#### Input rows

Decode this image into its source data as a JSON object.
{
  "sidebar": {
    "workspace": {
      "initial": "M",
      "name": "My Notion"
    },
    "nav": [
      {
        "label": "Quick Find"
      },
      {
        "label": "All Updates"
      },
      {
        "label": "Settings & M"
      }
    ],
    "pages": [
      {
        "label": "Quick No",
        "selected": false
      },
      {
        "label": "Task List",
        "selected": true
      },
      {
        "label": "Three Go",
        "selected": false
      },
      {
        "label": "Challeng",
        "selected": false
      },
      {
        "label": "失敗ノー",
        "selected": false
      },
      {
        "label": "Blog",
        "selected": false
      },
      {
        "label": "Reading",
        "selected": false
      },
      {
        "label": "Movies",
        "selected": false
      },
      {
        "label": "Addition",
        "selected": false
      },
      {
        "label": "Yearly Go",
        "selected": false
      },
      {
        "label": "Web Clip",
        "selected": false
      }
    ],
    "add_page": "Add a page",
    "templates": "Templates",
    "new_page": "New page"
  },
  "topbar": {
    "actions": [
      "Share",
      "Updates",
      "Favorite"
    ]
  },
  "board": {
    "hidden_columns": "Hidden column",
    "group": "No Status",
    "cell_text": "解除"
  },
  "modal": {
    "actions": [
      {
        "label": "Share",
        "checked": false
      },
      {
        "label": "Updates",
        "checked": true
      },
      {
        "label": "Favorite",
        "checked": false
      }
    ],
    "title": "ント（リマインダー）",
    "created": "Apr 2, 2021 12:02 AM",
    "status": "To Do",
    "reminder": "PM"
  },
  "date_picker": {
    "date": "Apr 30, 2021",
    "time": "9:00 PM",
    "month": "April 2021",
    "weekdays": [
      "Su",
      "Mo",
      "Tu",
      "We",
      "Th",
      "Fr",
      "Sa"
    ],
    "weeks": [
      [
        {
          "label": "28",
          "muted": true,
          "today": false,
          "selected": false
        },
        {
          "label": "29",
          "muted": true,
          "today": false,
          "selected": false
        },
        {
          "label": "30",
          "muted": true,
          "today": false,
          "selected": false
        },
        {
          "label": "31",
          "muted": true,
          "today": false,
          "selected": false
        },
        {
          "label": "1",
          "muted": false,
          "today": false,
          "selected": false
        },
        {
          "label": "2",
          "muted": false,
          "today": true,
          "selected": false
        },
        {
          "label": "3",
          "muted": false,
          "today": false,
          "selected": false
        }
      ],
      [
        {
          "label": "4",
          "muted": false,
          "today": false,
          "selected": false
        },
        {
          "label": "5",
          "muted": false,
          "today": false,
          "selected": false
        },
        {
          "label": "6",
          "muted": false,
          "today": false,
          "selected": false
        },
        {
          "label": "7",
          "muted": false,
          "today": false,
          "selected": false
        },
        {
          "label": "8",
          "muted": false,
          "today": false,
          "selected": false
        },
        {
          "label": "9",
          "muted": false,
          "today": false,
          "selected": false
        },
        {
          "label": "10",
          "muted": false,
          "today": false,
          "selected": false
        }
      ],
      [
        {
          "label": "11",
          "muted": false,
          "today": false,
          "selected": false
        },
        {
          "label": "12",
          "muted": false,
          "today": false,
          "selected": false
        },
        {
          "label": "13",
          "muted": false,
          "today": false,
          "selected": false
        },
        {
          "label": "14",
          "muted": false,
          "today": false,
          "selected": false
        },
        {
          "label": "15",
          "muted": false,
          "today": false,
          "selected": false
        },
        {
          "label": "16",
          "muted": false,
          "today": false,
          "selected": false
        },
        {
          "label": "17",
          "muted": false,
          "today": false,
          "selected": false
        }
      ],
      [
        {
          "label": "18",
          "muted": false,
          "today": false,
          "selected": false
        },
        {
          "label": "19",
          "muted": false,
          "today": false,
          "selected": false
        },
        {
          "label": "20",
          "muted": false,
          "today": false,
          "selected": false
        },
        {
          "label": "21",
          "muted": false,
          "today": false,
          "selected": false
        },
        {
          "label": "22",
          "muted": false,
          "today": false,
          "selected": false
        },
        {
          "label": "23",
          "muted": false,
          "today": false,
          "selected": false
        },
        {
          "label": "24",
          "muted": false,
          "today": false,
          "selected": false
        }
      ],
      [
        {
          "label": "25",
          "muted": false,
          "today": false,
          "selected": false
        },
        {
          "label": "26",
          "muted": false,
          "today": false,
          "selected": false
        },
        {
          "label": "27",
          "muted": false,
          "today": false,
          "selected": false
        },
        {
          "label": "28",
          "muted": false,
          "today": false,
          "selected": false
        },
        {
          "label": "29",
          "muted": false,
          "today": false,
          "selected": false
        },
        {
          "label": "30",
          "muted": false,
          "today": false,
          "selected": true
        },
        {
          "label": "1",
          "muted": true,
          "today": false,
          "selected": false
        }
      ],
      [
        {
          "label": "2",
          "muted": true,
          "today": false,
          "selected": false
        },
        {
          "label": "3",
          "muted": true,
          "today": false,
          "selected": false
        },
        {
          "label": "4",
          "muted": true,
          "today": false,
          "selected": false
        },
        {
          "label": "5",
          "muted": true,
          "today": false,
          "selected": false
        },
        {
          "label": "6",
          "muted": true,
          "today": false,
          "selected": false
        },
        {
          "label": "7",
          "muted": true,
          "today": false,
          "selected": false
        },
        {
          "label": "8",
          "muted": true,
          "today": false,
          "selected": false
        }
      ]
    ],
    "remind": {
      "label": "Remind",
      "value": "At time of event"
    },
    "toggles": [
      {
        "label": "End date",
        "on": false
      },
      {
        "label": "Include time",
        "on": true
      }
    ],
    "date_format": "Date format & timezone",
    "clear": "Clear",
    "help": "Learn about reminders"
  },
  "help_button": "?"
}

#### Instructions for the task
Go through the entries and repeat each one exactly.

#### Correct result
Decode this image into its source data as a JSON object.
{
  "sidebar": {
    "workspace": {
      "initial": "M",
      "name": "My Notion"
    },
    "nav": [
      {
        "label": "Quick Find"
      },
      {
        "label": "All Updates"
      },
      {
        "label": "Settings & M"
      }
    ],
    "pages": [
      {
        "label": "Quick No",
        "selected": false
      },
      {
        "label": "Task List",
        "selected": true
      },
      {
        "label": "Three Go",
        "selected": false
      },
      {
        "label": "Challeng",
        "selected": false
      },
      {
        "label": "失敗ノー",
        "selected": false
      },
      {
        "label": "Blog",
        "selected": false
      },
      {
        "label": "Reading",
        "selected": false
      },
      {
        "label": "Movies",
        "selected": false
      },
      {
        "label": "Addition",
        "selected": false
      },
      {
        "label": "Yearly Go",
        "selected": false
      },
      {
        "label": "Web Clip",
        "selected": false
      }
    ],
    "add_page": "Add a page",
    "templates": "Templates",
    "new_page": "New page"
  },
  "topbar": {
    "actions": [
      "Share",
      "Updates",
      "Favorite"
    ]
  },
  "board": {
    "hidden_columns": "Hidden column",
    "group": "No Status",
    "cell_text": "解除"
  },
  "modal": {
    "actions": [
      {
        "label": "Share",
        "checked": false
      },
      {
        "label": "Updates",
        "checked": true
      },
      {
        "label": "Favorite",
        "checked": false
      }
    ],
    "title": "ント（リマインダー）",
    "created": "Apr 2, 2021 12:02 AM",
    "status": "To Do",
    "reminder": "PM"
  },
  "date_picker": {
    "date": "Apr 30, 2021",
    "time": "9:00 PM",
    "month": "April 2021",
    "weekdays": [
      "Su",
      "Mo",
      "Tu",
      "We",
      "Th",
      "Fr",
      "Sa"
    ],
    "weeks": [
      [
        {
          "label": "28",
          "muted": true,
          "today": false,
          "selected": false
        },
        {
          "label": "29",
          "muted": true,
          "today": false,
          "selected": false
        },
        {
          "label": "30",
          "muted": true,
          "today": false,
          "selected": false
        },
        {
          "label": "31",
          "muted": true,
          "today": false,
          "selected": false
        },
        {
          "label": "1",
          "muted": false,
          "today": false,
          "selected": false
        },
        {
          "label": "2",
          "muted": false,
          "today": true,
          "selected": false
        },
        {
          "label": "3",
          "muted": false,
          "today": false,
          "selected": false
        }
      ],
      [
        {
          "label": "4",
          "muted": false,
          "today": false,
          "selected": false
        },
        {
          "label": "5",
          "muted": false,
          "today": false,
          "selected": false
        },
        {
          "label": "6",
          "muted": false,
          "today": false,
          "selected": false
        },
        {
          "label": "7",
          "muted": false,
          "today": false,
          "selected": false
        },
        {
          "label": "8",
          "muted": false,
          "today": false,
          "selected": false
        },
        {
          "label": "9",
          "muted": false,
          "today": false,
          "selected": false
        },
        {
          "label": "10",
          "muted": false,
          "today": false,
          "selected": false
        }
      ],
      [
        {
          "label": "11",
          "muted": false,
          "today": false,
          "selected": false
        },
        {
          "label": "12",
          "muted": false,
          "today": false,
          "selected": false
        },
        {
          "label": "13",
          "muted": false,
          "today": false,
          "selected": false
        },
        {
          "label": "14",
          "muted": false,
          "today": false,
          "selected": false
        },
        {
          "label": "15",
          "muted": false,
          "today": false,
          "selected": false
        },
        {
          "label": "16",
          "muted": false,
          "today": false,
          "selected": false
        },
        {
          "label": "17",
          "muted": false,
          "today": false,
          "selected": false
        }
      ],
      [
        {
          "label": "18",
          "muted": false,
          "today": false,
          "selected": false
        },
        {
          "label": "19",
          "muted": false,
          "today": false,
          "selected": false
        },
        {
          "label": "20",
          "muted": false,
          "today": false,
          "selected": false
        },
        {
          "label": "21",
          "muted": false,
          "today": false,
          "selected": false
        },
        {
          "label": "22",
          "muted": false,
          "today": false,
          "selected": false
        },
        {
          "label": "23",
          "muted": false,
          "today": false,
          "selected": false
        },
        {
          "label": "24",
          "muted": false,
          "today": false,
          "selected": false
        }
      ],
      [
        {
          "label": "25",
          "muted": false,
          "today": false,
          "selected": false
        },
        {
          "label": "26",
          "muted": false,
          "today": false,
          "selected": false
        },
        {
          "label": "27",
          "muted": false,
          "today": false,
          "selected": false
        },
        {
          "label": "28",
          "muted": false,
          "today": false,
          "selected": false
        },
        {
          "label": "29",
          "muted": false,
          "today": false,
          "selected": false
        },
        {
          "label": "30",
          "muted": false,
          "today": false,
          "selected": true
        },
        {
          "label": "1",
          "muted": true,
          "today": false,
          "selected": false
        }
      ],
      [
        {
          "label": "2",
          "muted": true,
          "today": false,
          "selected": false
        },
        {
          "label": "3",
          "muted": true,
          "today": false,
          "selected": false
        },
        {
          "label": "4",
          "muted": true,
          "today": false,
          "selected": false
        },
        {
          "label": "5",
          "muted": true,
          "today": false,
          "selected": false
        },
        {
          "label": "6",
          "muted": true,
          "today": false,
          "selected": false
        },
        {
          "label": "7",
          "muted": true,
          "today": false,
          "selected": false
        },
        {
          "label": "8",
          "muted": true,
          "today": false,
          "selected": false
        }
      ]
    ],
    "remind": {
      "label": "Remind",
      "value": "At time of event"
    },
    "toggles": [
      {
        "label": "End date",
        "on": false
      },
      {
        "label": "Include time",
        "on": true
      }
    ],
    "date_format": "Date format & timezone",
    "clear": "Clear",
    "help": "Learn about reminders"
  },
  "help_button": "?"
}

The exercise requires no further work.